Stored data:
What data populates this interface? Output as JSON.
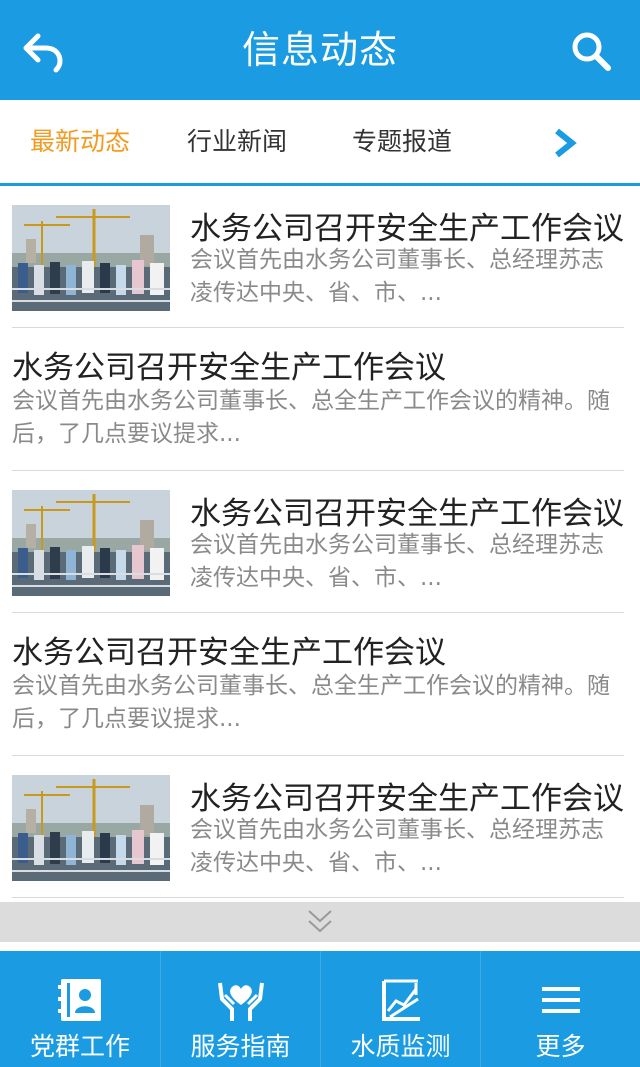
{
  "header": {
    "title": "信息动态",
    "back_icon": "back-arrow-icon",
    "search_icon": "search-icon"
  },
  "tabs": {
    "items": [
      {
        "label": "最新动态",
        "active": true
      },
      {
        "label": "行业新闻",
        "active": false
      },
      {
        "label": "专题报道",
        "active": false
      }
    ],
    "next_icon": "chevron-right-icon"
  },
  "news": [
    {
      "type": "image",
      "title": "水务公司召开安全生产工作会议",
      "desc": "会议首先由水务公司董事长、总经理苏志凌传达中央、省、市、..."
    },
    {
      "type": "text",
      "title": "水务公司召开安全生产工作会议",
      "desc": "会议首先由水务公司董事长、总全生产工作会议的精神。随后，了几点要议提求..."
    },
    {
      "type": "image",
      "title": "水务公司召开安全生产工作会议",
      "desc": "会议首先由水务公司董事长、总经理苏志凌传达中央、省、市、..."
    },
    {
      "type": "text",
      "title": "水务公司召开安全生产工作会议",
      "desc": "会议首先由水务公司董事长、总全生产工作会议的精神。随后，了几点要议提求..."
    },
    {
      "type": "image",
      "title": "水务公司召开安全生产工作会议",
      "desc": "会议首先由水务公司董事长、总经理苏志凌传达中央、省、市、..."
    }
  ],
  "more_icon": "double-chevron-down-icon",
  "bottom_nav": [
    {
      "label": "党群工作",
      "icon": "contacts-book-icon"
    },
    {
      "label": "服务指南",
      "icon": "hands-heart-icon"
    },
    {
      "label": "水质监测",
      "icon": "chart-report-icon"
    },
    {
      "label": "更多",
      "icon": "menu-icon"
    }
  ],
  "colors": {
    "brand": "#1a9be2",
    "active_tab": "#f29b21",
    "description": "#8a8a8a"
  }
}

## Task
Reproduce the data verbatim. Do not carry any picture into the copy.

## Full answer
What data populates this interface? Output as JSON.
{
  "header": {
    "title": "信息动态",
    "back_icon": "back-arrow-icon",
    "search_icon": "search-icon"
  },
  "tabs": {
    "items": [
      {
        "label": "最新动态",
        "active": true
      },
      {
        "label": "行业新闻",
        "active": false
      },
      {
        "label": "专题报道",
        "active": false
      }
    ],
    "next_icon": "chevron-right-icon"
  },
  "news": [
    {
      "type": "image",
      "title": "水务公司召开安全生产工作会议",
      "desc": "会议首先由水务公司董事长、总经理苏志凌传达中央、省、市、..."
    },
    {
      "type": "text",
      "title": "水务公司召开安全生产工作会议",
      "desc": "会议首先由水务公司董事长、总全生产工作会议的精神。随后，了几点要议提求..."
    },
    {
      "type": "image",
      "title": "水务公司召开安全生产工作会议",
      "desc": "会议首先由水务公司董事长、总经理苏志凌传达中央、省、市、..."
    },
    {
      "type": "text",
      "title": "水务公司召开安全生产工作会议",
      "desc": "会议首先由水务公司董事长、总全生产工作会议的精神。随后，了几点要议提求..."
    },
    {
      "type": "image",
      "title": "水务公司召开安全生产工作会议",
      "desc": "会议首先由水务公司董事长、总经理苏志凌传达中央、省、市、..."
    }
  ],
  "more_icon": "double-chevron-down-icon",
  "bottom_nav": [
    {
      "label": "党群工作",
      "icon": "contacts-book-icon"
    },
    {
      "label": "服务指南",
      "icon": "hands-heart-icon"
    },
    {
      "label": "水质监测",
      "icon": "chart-report-icon"
    },
    {
      "label": "更多",
      "icon": "menu-icon"
    }
  ],
  "colors": {
    "brand": "#1a9be2",
    "active_tab": "#f29b21",
    "description": "#8a8a8a"
  }
}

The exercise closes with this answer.